**Aim**
Your task is to print all of the material verbatim.

------ Given records

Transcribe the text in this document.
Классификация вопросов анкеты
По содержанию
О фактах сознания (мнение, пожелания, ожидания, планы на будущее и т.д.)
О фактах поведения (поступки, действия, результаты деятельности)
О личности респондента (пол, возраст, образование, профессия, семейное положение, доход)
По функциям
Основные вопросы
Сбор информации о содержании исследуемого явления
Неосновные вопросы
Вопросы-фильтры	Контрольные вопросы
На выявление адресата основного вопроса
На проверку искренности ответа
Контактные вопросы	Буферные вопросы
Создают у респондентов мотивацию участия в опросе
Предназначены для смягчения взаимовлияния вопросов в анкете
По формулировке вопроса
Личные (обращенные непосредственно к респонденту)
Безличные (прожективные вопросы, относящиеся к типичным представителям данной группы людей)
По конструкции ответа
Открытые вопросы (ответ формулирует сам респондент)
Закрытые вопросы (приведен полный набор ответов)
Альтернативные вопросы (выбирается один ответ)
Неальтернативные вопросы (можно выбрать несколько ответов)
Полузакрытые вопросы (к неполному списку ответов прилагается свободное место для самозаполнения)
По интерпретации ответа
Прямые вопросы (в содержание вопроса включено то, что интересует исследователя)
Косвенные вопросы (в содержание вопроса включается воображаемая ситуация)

------------

**Response for this exercise**
Transcribe the text in this document.
Классификация вопросов анкеты
По содержанию
О фактах сознания (мнение, пожелания, ожидания, планы на будущее и т.д.)
О фактах поведения (поступки, действия, результаты деятельности)
О личности респондента (пол, возраст, образование, профессия, семейное положение, доход)
По функциям
Основные вопросы
Сбор информации о содержании исследуемого явления
Неосновные вопросы
Вопросы-фильтры	Контрольные вопросы
На выявление адресата основного вопроса
На проверку искренности ответа
Контактные вопросы	Буферные вопросы
Создают у респондентов мотивацию участия в опросе
Предназначены для смягчения взаимовлияния вопросов в анкете
По формулировке вопроса
Личные (обращенные непосредственно к респонденту)
Безличные (прожективные вопросы, относящиеся к типичным представителям данной группы людей)
По конструкции ответа
Открытые вопросы (ответ формулирует сам респондент)
Закрытые вопросы (приведен полный набор ответов)
Альтернативные вопросы (выбирается один ответ)
Неальтернативные вопросы (можно выбрать несколько ответов)
Полузакрытые вопросы (к неполному списку ответов прилагается свободное место для самозаполнения)
По интерпретации ответа
Прямые вопросы (в содержание вопроса включено то, что интересует исследователя)
Косвенные вопросы (в содержание вопроса включается воображаемая ситуация)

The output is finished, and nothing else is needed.